SHORT PROBLEM —
Go through the records and show each line where the word "name" occurs.

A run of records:

------------------------

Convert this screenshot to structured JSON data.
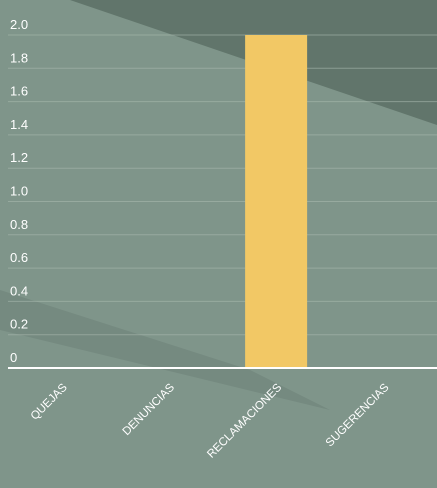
{
  "chart_data": {
    "type": "bar",
    "categories": [
      "QUEJAS",
      "DENUNCIAS",
      "RECLAMACIONES",
      "SUGERENCIAS"
    ],
    "values": [
      0,
      0,
      2,
      0
    ],
    "ylim": [
      0,
      2.0
    ],
    "yticks": [
      "0",
      "0.2",
      "0.4",
      "0.6",
      "0.8",
      "1.0",
      "1.2",
      "1.4",
      "1.6",
      "1.8",
      "2.0"
    ],
    "grid": true,
    "legend": "none",
    "colors": {
      "bar": "#f2c865",
      "background": "#7f958a",
      "background_dark": "#5c7065",
      "axis": "#ffffff",
      "grid": "#a7b8ae",
      "text": "#ffffff"
    }
  }
}
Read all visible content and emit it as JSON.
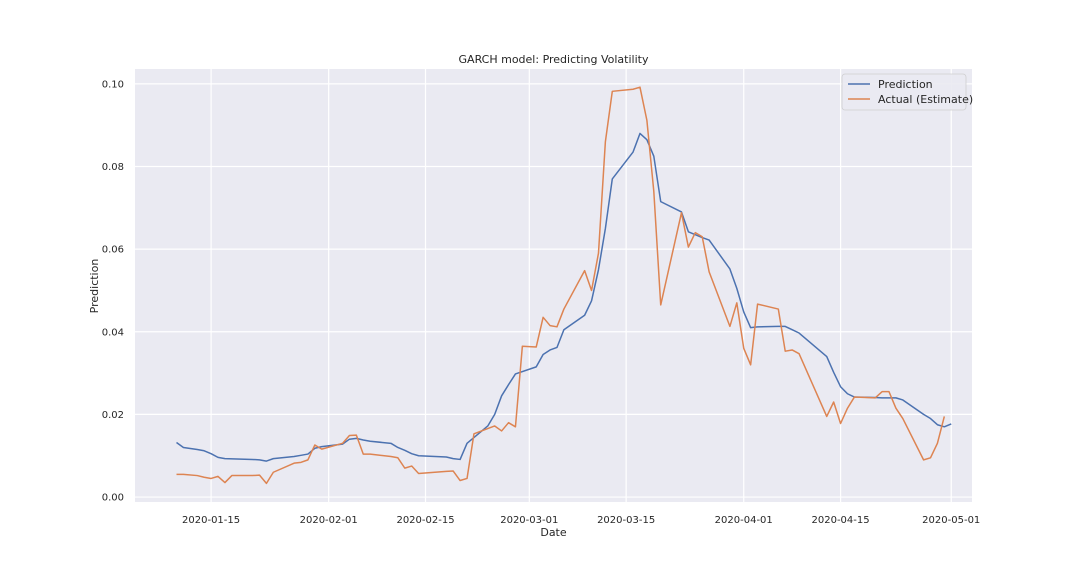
{
  "chart_data": {
    "type": "line",
    "title": "GARCH model: Predicting Volatility",
    "xlabel": "Date",
    "ylabel": "Prediction",
    "xlim": [
      "2020-01-04",
      "2020-05-04"
    ],
    "ylim": [
      -0.0012,
      0.1036
    ],
    "x_ticks": [
      "2020-01-15",
      "2020-02-01",
      "2020-02-15",
      "2020-03-01",
      "2020-03-15",
      "2020-04-01",
      "2020-04-15",
      "2020-05-01"
    ],
    "y_ticks": [
      0.0,
      0.02,
      0.04,
      0.06,
      0.08,
      0.1
    ],
    "y_tick_labels": [
      "0.00",
      "0.02",
      "0.04",
      "0.06",
      "0.08",
      "0.10"
    ],
    "grid": true,
    "legend_position": "top-right",
    "series": [
      {
        "name": "Prediction",
        "color": "#4c72b0",
        "points": [
          [
            "2020-01-10",
            0.0132
          ],
          [
            "2020-01-11",
            0.012
          ],
          [
            "2020-01-13",
            0.0115
          ],
          [
            "2020-01-14",
            0.0112
          ],
          [
            "2020-01-15",
            0.0105
          ],
          [
            "2020-01-16",
            0.0096
          ],
          [
            "2020-01-17",
            0.0093
          ],
          [
            "2020-01-21",
            0.0091
          ],
          [
            "2020-01-22",
            0.009
          ],
          [
            "2020-01-23",
            0.0087
          ],
          [
            "2020-01-24",
            0.0093
          ],
          [
            "2020-01-27",
            0.0098
          ],
          [
            "2020-01-28",
            0.0101
          ],
          [
            "2020-01-29",
            0.0104
          ],
          [
            "2020-01-30",
            0.0118
          ],
          [
            "2020-01-31",
            0.0122
          ],
          [
            "2020-02-03",
            0.0128
          ],
          [
            "2020-02-04",
            0.014
          ],
          [
            "2020-02-05",
            0.0142
          ],
          [
            "2020-02-06",
            0.0138
          ],
          [
            "2020-02-07",
            0.0135
          ],
          [
            "2020-02-10",
            0.013
          ],
          [
            "2020-02-11",
            0.012
          ],
          [
            "2020-02-12",
            0.0113
          ],
          [
            "2020-02-13",
            0.0105
          ],
          [
            "2020-02-14",
            0.01
          ],
          [
            "2020-02-18",
            0.0097
          ],
          [
            "2020-02-19",
            0.0093
          ],
          [
            "2020-02-20",
            0.0091
          ],
          [
            "2020-02-21",
            0.013
          ],
          [
            "2020-02-24",
            0.0172
          ],
          [
            "2020-02-25",
            0.02
          ],
          [
            "2020-02-26",
            0.0245
          ],
          [
            "2020-02-27",
            0.0272
          ],
          [
            "2020-02-28",
            0.0298
          ],
          [
            "2020-03-02",
            0.0315
          ],
          [
            "2020-03-03",
            0.0345
          ],
          [
            "2020-03-04",
            0.0356
          ],
          [
            "2020-03-05",
            0.0362
          ],
          [
            "2020-03-06",
            0.0405
          ],
          [
            "2020-03-09",
            0.044
          ],
          [
            "2020-03-10",
            0.0475
          ],
          [
            "2020-03-11",
            0.055
          ],
          [
            "2020-03-12",
            0.065
          ],
          [
            "2020-03-13",
            0.077
          ],
          [
            "2020-03-16",
            0.0835
          ],
          [
            "2020-03-17",
            0.088
          ],
          [
            "2020-03-18",
            0.0865
          ],
          [
            "2020-03-19",
            0.0825
          ],
          [
            "2020-03-20",
            0.0715
          ],
          [
            "2020-03-23",
            0.069
          ],
          [
            "2020-03-24",
            0.0642
          ],
          [
            "2020-03-25",
            0.0635
          ],
          [
            "2020-03-26",
            0.0628
          ],
          [
            "2020-03-27",
            0.0622
          ],
          [
            "2020-03-30",
            0.0552
          ],
          [
            "2020-03-31",
            0.0505
          ],
          [
            "2020-04-01",
            0.0448
          ],
          [
            "2020-04-02",
            0.041
          ],
          [
            "2020-04-03",
            0.0412
          ],
          [
            "2020-04-06",
            0.0413
          ],
          [
            "2020-04-07",
            0.0413
          ],
          [
            "2020-04-08",
            0.0405
          ],
          [
            "2020-04-09",
            0.0397
          ],
          [
            "2020-04-13",
            0.034
          ],
          [
            "2020-04-14",
            0.0302
          ],
          [
            "2020-04-15",
            0.0267
          ],
          [
            "2020-04-16",
            0.025
          ],
          [
            "2020-04-17",
            0.0242
          ],
          [
            "2020-04-20",
            0.0241
          ],
          [
            "2020-04-21",
            0.024
          ],
          [
            "2020-04-22",
            0.024
          ],
          [
            "2020-04-23",
            0.024
          ],
          [
            "2020-04-24",
            0.0235
          ],
          [
            "2020-04-27",
            0.02
          ],
          [
            "2020-04-28",
            0.019
          ],
          [
            "2020-04-29",
            0.0175
          ],
          [
            "2020-04-30",
            0.017
          ],
          [
            "2020-05-01",
            0.0177
          ]
        ]
      },
      {
        "name": "Actual (Estimate)",
        "color": "#dd8452",
        "points": [
          [
            "2020-01-10",
            0.0055
          ],
          [
            "2020-01-11",
            0.0055
          ],
          [
            "2020-01-13",
            0.0052
          ],
          [
            "2020-01-14",
            0.0048
          ],
          [
            "2020-01-15",
            0.0045
          ],
          [
            "2020-01-16",
            0.005
          ],
          [
            "2020-01-17",
            0.0035
          ],
          [
            "2020-01-18",
            0.0052
          ],
          [
            "2020-01-21",
            0.0052
          ],
          [
            "2020-01-22",
            0.0053
          ],
          [
            "2020-01-23",
            0.0033
          ],
          [
            "2020-01-24",
            0.006
          ],
          [
            "2020-01-27",
            0.0082
          ],
          [
            "2020-01-28",
            0.0084
          ],
          [
            "2020-01-29",
            0.009
          ],
          [
            "2020-01-30",
            0.0126
          ],
          [
            "2020-01-31",
            0.0116
          ],
          [
            "2020-02-03",
            0.013
          ],
          [
            "2020-02-04",
            0.0149
          ],
          [
            "2020-02-05",
            0.015
          ],
          [
            "2020-02-06",
            0.0104
          ],
          [
            "2020-02-07",
            0.0104
          ],
          [
            "2020-02-10",
            0.0098
          ],
          [
            "2020-02-11",
            0.0095
          ],
          [
            "2020-02-12",
            0.007
          ],
          [
            "2020-02-13",
            0.0075
          ],
          [
            "2020-02-14",
            0.0057
          ],
          [
            "2020-02-18",
            0.0062
          ],
          [
            "2020-02-19",
            0.0063
          ],
          [
            "2020-02-20",
            0.004
          ],
          [
            "2020-02-21",
            0.0045
          ],
          [
            "2020-02-22",
            0.0153
          ],
          [
            "2020-02-25",
            0.0172
          ],
          [
            "2020-02-26",
            0.016
          ],
          [
            "2020-02-27",
            0.018
          ],
          [
            "2020-02-28",
            0.017
          ],
          [
            "2020-02-29",
            0.0365
          ],
          [
            "2020-03-02",
            0.0363
          ],
          [
            "2020-03-03",
            0.0435
          ],
          [
            "2020-03-04",
            0.0415
          ],
          [
            "2020-03-05",
            0.0412
          ],
          [
            "2020-03-06",
            0.0455
          ],
          [
            "2020-03-09",
            0.0548
          ],
          [
            "2020-03-10",
            0.05
          ],
          [
            "2020-03-11",
            0.059
          ],
          [
            "2020-03-12",
            0.086
          ],
          [
            "2020-03-13",
            0.0982
          ],
          [
            "2020-03-16",
            0.0987
          ],
          [
            "2020-03-17",
            0.0992
          ],
          [
            "2020-03-18",
            0.0912
          ],
          [
            "2020-03-19",
            0.074
          ],
          [
            "2020-03-20",
            0.0465
          ],
          [
            "2020-03-23",
            0.0688
          ],
          [
            "2020-03-24",
            0.0605
          ],
          [
            "2020-03-25",
            0.064
          ],
          [
            "2020-03-26",
            0.063
          ],
          [
            "2020-03-27",
            0.0545
          ],
          [
            "2020-03-30",
            0.0413
          ],
          [
            "2020-03-31",
            0.047
          ],
          [
            "2020-04-01",
            0.036
          ],
          [
            "2020-04-02",
            0.032
          ],
          [
            "2020-04-03",
            0.0467
          ],
          [
            "2020-04-06",
            0.0455
          ],
          [
            "2020-04-07",
            0.0353
          ],
          [
            "2020-04-08",
            0.0356
          ],
          [
            "2020-04-09",
            0.0347
          ],
          [
            "2020-04-13",
            0.0195
          ],
          [
            "2020-04-14",
            0.023
          ],
          [
            "2020-04-15",
            0.0178
          ],
          [
            "2020-04-16",
            0.0215
          ],
          [
            "2020-04-17",
            0.0242
          ],
          [
            "2020-04-20",
            0.024
          ],
          [
            "2020-04-21",
            0.0255
          ],
          [
            "2020-04-22",
            0.0255
          ],
          [
            "2020-04-23",
            0.0215
          ],
          [
            "2020-04-24",
            0.019
          ],
          [
            "2020-04-27",
            0.009
          ],
          [
            "2020-04-28",
            0.0095
          ],
          [
            "2020-04-29",
            0.013
          ],
          [
            "2020-04-30",
            0.0195
          ]
        ]
      }
    ]
  }
}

------------------------

TASK OUTPUT —
        "name": "Prediction",
        "name": "Actual (Estimate)",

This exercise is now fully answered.